= TASK DESCRIPTION =
Leave out the pictures and repeat every record exactly.

= ITEMS =
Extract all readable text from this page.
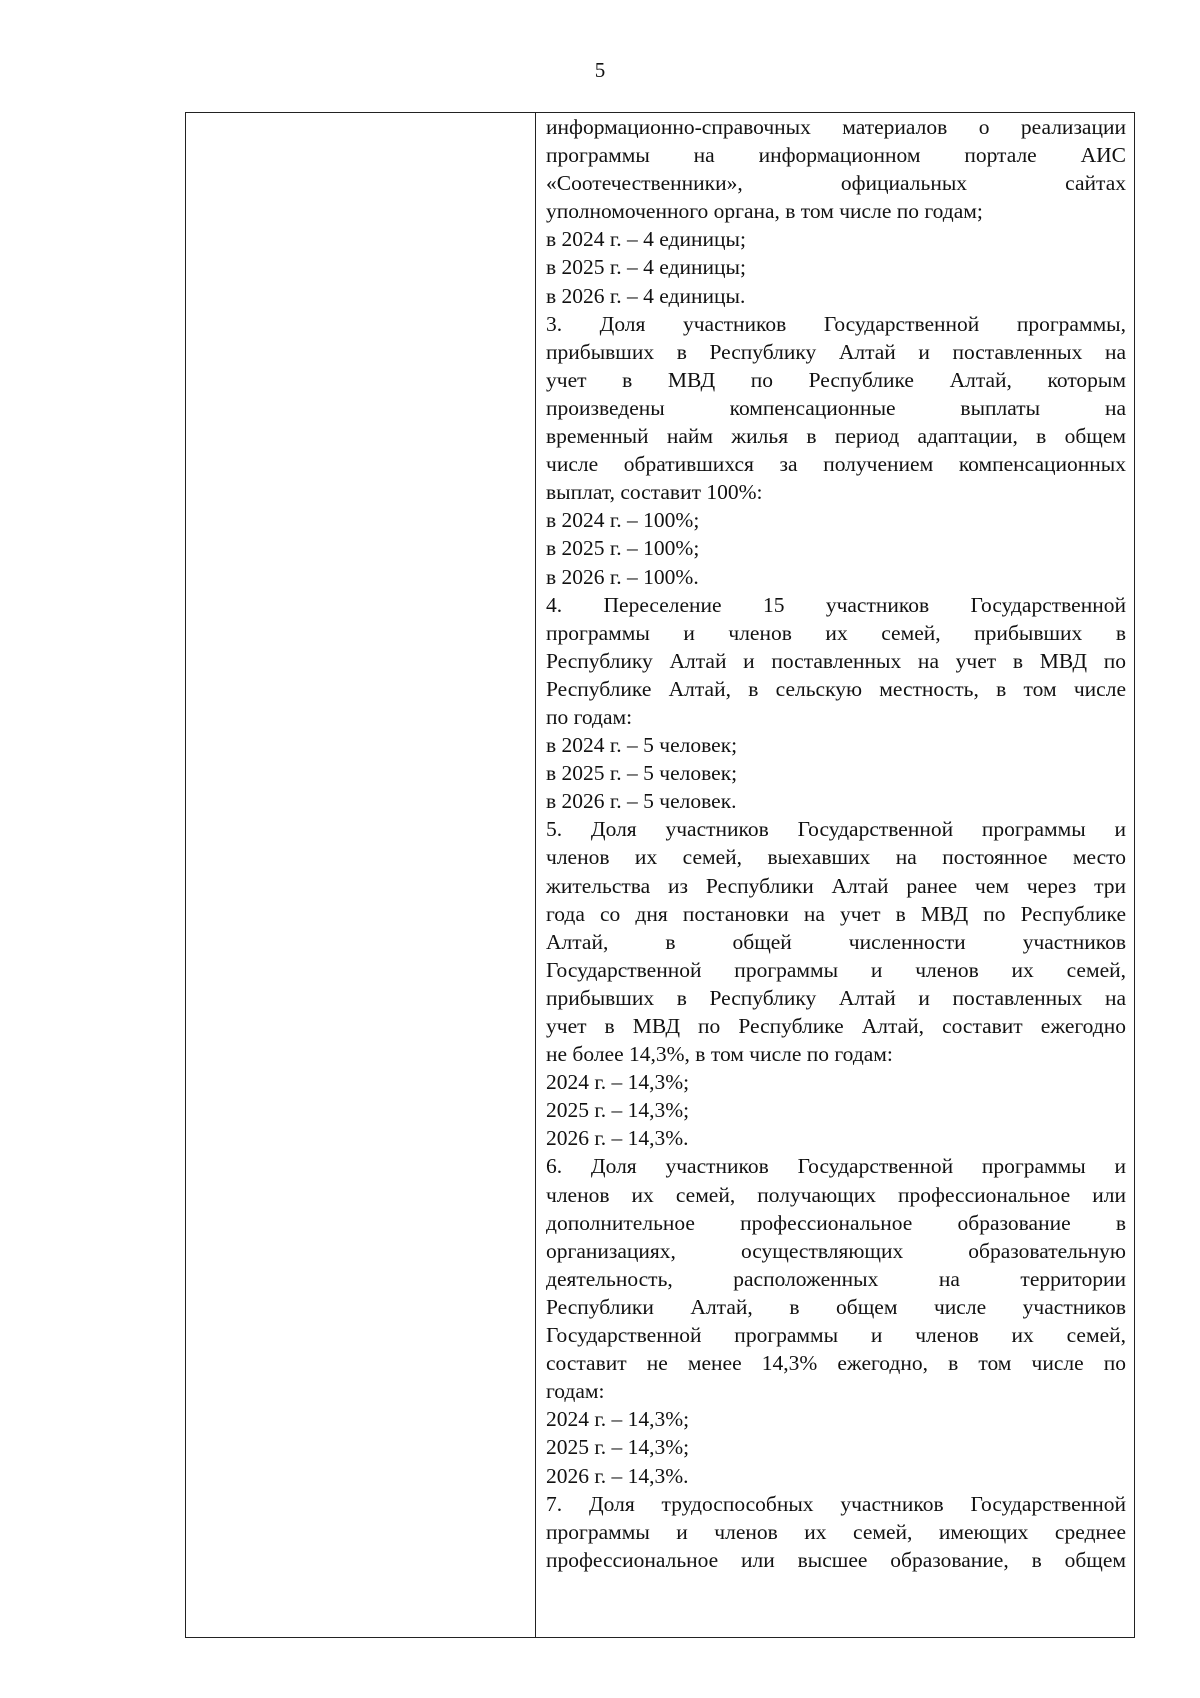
5
информационно-справочных материалов о реализации
программы на информационном портале АИС
«Соотечественники», официальных сайтах
уполномоченного органа, в том числе по годам;
в 2024 г. – 4 единицы;
в 2025 г. – 4 единицы;
в 2026 г. – 4 единицы.
3. Доля участников Государственной программы,
прибывших в Республику Алтай и поставленных на
учет в МВД по Республике Алтай, которым
произведены компенсационные выплаты на
временный найм жилья в период адаптации, в общем
числе обратившихся за получением компенсационных
выплат, составит 100%:
в 2024 г. – 100%;
в 2025 г. – 100%;
в 2026 г. – 100%.
4. Переселение 15 участников Государственной
программы и членов их семей, прибывших в
Республику Алтай и поставленных на учет в МВД по
Республике Алтай, в сельскую местность, в том числе
по годам:
в 2024 г. – 5 человек;
в 2025 г. – 5 человек;
в 2026 г. – 5 человек.
5. Доля участников Государственной программы и
членов их семей, выехавших на постоянное место
жительства из Республики Алтай ранее чем через три
года со дня постановки на учет в МВД по Республике
Алтай, в общей численности участников
Государственной программы и членов их семей,
прибывших в Республику Алтай и поставленных на
учет в МВД по Республике Алтай, составит ежегодно
не более 14,3%, в том числе по годам:
2024 г. – 14,3%;
2025 г. – 14,3%;
2026 г. – 14,3%.
6. Доля участников Государственной программы и
членов их семей, получающих профессиональное или
дополнительное профессиональное образование в
организациях, осуществляющих образовательную
деятельность, расположенных на территории
Республики Алтай, в общем числе участников
Государственной программы и членов их семей,
составит не менее 14,3% ежегодно, в том числе по
годам:
2024 г. – 14,3%;
2025 г. – 14,3%;
2026 г. – 14,3%.
7. Доля трудоспособных участников Государственной
программы и членов их семей, имеющих среднее
профессиональное или высшее образование, в общем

= RESPONSE TO THIS TASK =
Extract all readable text from this page.
5
информационно-справочных материалов о реализации
программы на информационном портале АИС
«Соотечественники», официальных сайтах
уполномоченного органа, в том числе по годам;
в 2024 г. – 4 единицы;
в 2025 г. – 4 единицы;
в 2026 г. – 4 единицы.
3. Доля участников Государственной программы,
прибывших в Республику Алтай и поставленных на
учет в МВД по Республике Алтай, которым
произведены компенсационные выплаты на
временный найм жилья в период адаптации, в общем
числе обратившихся за получением компенсационных
выплат, составит 100%:
в 2024 г. – 100%;
в 2025 г. – 100%;
в 2026 г. – 100%.
4. Переселение 15 участников Государственной
программы и членов их семей, прибывших в
Республику Алтай и поставленных на учет в МВД по
Республике Алтай, в сельскую местность, в том числе
по годам:
в 2024 г. – 5 человек;
в 2025 г. – 5 человек;
в 2026 г. – 5 человек.
5. Доля участников Государственной программы и
членов их семей, выехавших на постоянное место
жительства из Республики Алтай ранее чем через три
года со дня постановки на учет в МВД по Республике
Алтай, в общей численности участников
Государственной программы и членов их семей,
прибывших в Республику Алтай и поставленных на
учет в МВД по Республике Алтай, составит ежегодно
не более 14,3%, в том числе по годам:
2024 г. – 14,3%;
2025 г. – 14,3%;
2026 г. – 14,3%.
6. Доля участников Государственной программы и
членов их семей, получающих профессиональное или
дополнительное профессиональное образование в
организациях, осуществляющих образовательную
деятельность, расположенных на территории
Республики Алтай, в общем числе участников
Государственной программы и членов их семей,
составит не менее 14,3% ежегодно, в том числе по
годам:
2024 г. – 14,3%;
2025 г. – 14,3%;
2026 г. – 14,3%.
7. Доля трудоспособных участников Государственной
программы и членов их семей, имеющих среднее
профессиональное или высшее образование, в общем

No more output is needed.